* **What the task asks**:
Where a line in the listing below contains the word "Sans", copy that line.

* **Stored entries**:
'''
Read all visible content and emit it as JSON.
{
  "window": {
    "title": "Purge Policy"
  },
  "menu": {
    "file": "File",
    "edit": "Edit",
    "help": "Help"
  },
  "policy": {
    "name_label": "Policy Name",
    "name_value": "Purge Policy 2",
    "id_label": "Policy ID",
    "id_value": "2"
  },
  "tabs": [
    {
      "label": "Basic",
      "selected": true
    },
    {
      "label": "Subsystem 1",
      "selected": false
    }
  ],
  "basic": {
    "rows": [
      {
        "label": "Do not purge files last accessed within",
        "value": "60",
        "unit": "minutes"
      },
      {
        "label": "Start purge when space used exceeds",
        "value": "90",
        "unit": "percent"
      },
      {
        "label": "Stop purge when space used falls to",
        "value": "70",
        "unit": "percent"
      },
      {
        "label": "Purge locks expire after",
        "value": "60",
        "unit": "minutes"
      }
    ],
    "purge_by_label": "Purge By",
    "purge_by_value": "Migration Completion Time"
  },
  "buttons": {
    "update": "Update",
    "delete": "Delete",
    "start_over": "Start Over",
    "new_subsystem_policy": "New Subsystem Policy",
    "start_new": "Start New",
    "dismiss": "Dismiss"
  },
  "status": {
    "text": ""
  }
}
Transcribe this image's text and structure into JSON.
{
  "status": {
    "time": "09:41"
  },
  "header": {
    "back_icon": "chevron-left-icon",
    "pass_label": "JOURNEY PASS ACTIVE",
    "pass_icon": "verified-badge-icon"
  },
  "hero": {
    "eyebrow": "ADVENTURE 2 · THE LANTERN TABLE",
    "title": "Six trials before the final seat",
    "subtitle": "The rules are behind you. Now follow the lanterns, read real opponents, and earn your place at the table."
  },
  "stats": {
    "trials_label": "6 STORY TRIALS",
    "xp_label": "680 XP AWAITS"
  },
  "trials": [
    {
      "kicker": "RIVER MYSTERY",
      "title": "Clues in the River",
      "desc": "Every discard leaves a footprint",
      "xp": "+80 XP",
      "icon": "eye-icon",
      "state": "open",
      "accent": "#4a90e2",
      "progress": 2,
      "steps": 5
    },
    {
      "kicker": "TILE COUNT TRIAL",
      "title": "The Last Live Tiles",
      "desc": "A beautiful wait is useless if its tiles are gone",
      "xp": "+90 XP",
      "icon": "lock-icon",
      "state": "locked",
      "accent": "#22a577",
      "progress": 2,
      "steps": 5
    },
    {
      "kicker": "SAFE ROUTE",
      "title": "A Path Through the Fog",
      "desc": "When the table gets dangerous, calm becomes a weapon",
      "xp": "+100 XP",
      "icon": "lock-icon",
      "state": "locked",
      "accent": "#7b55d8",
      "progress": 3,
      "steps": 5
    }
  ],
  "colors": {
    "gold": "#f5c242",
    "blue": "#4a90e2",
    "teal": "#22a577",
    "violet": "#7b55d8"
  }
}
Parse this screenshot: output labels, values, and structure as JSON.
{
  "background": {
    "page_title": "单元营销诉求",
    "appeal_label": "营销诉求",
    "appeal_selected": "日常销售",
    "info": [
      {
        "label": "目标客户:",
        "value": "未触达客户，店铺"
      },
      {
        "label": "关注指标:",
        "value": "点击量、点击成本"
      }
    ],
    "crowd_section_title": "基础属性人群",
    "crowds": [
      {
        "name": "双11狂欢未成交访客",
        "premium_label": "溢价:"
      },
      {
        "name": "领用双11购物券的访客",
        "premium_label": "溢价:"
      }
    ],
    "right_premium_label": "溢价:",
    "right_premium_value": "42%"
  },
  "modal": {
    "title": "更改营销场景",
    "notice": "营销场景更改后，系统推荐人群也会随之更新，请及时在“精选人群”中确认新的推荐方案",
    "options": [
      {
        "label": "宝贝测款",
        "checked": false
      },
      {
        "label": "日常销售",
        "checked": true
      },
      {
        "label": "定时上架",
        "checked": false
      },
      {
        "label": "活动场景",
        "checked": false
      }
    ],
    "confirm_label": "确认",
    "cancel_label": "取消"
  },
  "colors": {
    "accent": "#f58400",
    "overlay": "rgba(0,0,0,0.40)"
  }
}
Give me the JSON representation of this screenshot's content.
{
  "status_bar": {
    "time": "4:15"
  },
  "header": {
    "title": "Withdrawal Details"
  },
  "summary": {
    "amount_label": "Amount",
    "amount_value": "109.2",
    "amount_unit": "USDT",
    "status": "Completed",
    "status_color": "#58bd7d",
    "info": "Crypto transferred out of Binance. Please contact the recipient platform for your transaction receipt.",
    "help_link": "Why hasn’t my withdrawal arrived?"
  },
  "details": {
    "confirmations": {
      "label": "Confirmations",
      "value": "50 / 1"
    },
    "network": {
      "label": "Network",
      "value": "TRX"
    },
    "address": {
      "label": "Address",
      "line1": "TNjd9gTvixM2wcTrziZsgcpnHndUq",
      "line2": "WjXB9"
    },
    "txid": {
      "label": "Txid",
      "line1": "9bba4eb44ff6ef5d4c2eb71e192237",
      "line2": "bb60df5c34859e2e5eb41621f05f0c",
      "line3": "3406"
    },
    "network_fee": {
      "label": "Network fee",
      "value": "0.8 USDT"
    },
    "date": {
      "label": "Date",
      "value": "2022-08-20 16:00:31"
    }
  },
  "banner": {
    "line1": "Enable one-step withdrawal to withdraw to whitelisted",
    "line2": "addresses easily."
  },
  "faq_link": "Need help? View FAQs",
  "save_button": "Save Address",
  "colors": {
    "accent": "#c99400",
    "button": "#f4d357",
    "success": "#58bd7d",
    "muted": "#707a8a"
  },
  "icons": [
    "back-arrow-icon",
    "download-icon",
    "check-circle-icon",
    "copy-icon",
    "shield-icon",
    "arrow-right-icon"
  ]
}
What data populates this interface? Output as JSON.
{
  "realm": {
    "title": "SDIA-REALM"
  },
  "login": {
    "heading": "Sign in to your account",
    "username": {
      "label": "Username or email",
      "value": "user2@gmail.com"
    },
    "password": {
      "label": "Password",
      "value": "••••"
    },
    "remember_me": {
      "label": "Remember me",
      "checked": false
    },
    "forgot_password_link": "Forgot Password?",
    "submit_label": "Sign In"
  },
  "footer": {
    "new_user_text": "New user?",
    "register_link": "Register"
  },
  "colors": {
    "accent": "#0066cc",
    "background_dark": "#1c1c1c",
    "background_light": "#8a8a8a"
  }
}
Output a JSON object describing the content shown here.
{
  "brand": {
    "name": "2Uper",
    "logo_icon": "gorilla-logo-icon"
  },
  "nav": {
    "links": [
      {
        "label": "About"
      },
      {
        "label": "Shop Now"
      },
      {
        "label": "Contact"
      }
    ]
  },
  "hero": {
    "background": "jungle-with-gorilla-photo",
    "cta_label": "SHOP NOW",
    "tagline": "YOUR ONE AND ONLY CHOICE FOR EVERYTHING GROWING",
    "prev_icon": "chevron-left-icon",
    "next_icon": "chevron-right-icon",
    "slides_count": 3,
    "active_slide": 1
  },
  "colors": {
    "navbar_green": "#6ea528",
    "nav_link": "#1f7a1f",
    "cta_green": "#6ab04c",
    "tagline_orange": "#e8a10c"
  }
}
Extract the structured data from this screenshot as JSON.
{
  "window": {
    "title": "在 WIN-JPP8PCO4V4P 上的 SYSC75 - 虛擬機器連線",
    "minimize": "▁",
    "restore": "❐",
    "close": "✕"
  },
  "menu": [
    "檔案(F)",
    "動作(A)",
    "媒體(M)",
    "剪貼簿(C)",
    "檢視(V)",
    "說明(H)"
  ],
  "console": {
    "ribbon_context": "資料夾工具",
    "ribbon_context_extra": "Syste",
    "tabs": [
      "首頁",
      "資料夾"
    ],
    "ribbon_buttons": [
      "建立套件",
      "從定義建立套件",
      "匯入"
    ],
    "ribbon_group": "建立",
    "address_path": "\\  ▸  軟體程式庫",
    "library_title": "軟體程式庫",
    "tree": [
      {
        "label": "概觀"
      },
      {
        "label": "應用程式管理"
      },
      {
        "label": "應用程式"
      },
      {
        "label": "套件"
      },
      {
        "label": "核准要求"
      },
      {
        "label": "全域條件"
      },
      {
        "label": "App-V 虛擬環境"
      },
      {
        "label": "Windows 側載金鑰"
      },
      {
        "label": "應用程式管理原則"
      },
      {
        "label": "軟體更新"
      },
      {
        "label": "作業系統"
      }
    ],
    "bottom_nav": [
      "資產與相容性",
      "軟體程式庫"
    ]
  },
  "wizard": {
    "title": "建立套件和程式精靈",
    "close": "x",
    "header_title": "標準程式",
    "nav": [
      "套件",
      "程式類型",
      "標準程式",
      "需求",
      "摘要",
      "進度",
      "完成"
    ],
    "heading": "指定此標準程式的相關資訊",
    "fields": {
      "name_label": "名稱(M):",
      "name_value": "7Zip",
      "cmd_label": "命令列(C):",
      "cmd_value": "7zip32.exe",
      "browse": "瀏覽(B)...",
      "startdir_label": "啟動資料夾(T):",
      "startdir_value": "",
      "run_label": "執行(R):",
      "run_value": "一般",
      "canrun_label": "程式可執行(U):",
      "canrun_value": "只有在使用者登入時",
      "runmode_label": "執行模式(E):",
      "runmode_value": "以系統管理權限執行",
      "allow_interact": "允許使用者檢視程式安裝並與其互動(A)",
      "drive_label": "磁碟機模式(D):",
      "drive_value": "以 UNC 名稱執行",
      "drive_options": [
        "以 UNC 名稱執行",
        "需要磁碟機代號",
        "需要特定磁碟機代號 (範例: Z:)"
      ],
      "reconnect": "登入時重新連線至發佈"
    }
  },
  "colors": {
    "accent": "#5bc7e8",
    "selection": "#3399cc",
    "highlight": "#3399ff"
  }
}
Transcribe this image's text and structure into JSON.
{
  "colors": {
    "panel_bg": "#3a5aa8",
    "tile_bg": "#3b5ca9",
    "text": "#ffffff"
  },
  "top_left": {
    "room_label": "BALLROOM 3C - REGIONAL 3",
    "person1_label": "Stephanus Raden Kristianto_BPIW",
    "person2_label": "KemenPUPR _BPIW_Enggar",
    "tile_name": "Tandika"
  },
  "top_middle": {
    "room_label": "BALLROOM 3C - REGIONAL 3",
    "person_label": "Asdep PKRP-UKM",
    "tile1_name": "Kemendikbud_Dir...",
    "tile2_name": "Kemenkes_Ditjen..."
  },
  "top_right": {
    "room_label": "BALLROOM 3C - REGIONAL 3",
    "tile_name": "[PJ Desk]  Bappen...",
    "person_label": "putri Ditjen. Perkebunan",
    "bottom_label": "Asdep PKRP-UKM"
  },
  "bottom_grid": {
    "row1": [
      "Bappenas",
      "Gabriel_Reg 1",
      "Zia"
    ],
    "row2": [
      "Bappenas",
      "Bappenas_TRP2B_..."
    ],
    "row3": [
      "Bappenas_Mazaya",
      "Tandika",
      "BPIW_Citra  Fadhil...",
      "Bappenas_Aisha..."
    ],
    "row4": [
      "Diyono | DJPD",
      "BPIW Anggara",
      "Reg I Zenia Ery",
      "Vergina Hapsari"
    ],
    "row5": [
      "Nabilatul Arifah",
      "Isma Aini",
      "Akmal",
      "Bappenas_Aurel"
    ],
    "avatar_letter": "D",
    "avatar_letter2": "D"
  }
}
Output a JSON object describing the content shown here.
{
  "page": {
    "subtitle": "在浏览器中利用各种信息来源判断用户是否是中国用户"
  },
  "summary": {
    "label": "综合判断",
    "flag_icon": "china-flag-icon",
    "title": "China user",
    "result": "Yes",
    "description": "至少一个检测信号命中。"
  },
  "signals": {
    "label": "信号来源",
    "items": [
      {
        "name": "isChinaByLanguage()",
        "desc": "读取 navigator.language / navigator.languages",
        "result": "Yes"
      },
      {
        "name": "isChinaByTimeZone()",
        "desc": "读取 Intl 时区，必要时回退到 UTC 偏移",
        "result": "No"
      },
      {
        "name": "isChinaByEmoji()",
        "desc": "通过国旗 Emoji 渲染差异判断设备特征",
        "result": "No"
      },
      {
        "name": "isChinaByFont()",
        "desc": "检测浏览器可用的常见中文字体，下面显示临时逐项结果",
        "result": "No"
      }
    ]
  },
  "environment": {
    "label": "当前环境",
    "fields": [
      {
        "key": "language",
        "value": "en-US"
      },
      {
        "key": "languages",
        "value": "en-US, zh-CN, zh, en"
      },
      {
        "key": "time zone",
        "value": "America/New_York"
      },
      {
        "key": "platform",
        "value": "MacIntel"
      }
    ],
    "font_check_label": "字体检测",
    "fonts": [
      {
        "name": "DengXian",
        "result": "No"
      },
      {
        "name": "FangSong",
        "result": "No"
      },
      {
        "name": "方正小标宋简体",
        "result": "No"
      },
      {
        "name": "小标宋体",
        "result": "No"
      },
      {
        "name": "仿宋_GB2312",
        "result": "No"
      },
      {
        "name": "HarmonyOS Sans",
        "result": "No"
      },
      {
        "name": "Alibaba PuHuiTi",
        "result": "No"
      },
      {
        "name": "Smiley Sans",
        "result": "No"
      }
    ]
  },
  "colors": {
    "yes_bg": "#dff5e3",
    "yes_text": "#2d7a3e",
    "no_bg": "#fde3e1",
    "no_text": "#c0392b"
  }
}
'''
* **Exercise result**:
        "name": "HarmonyOS Sans",
        "name": "Smiley Sans",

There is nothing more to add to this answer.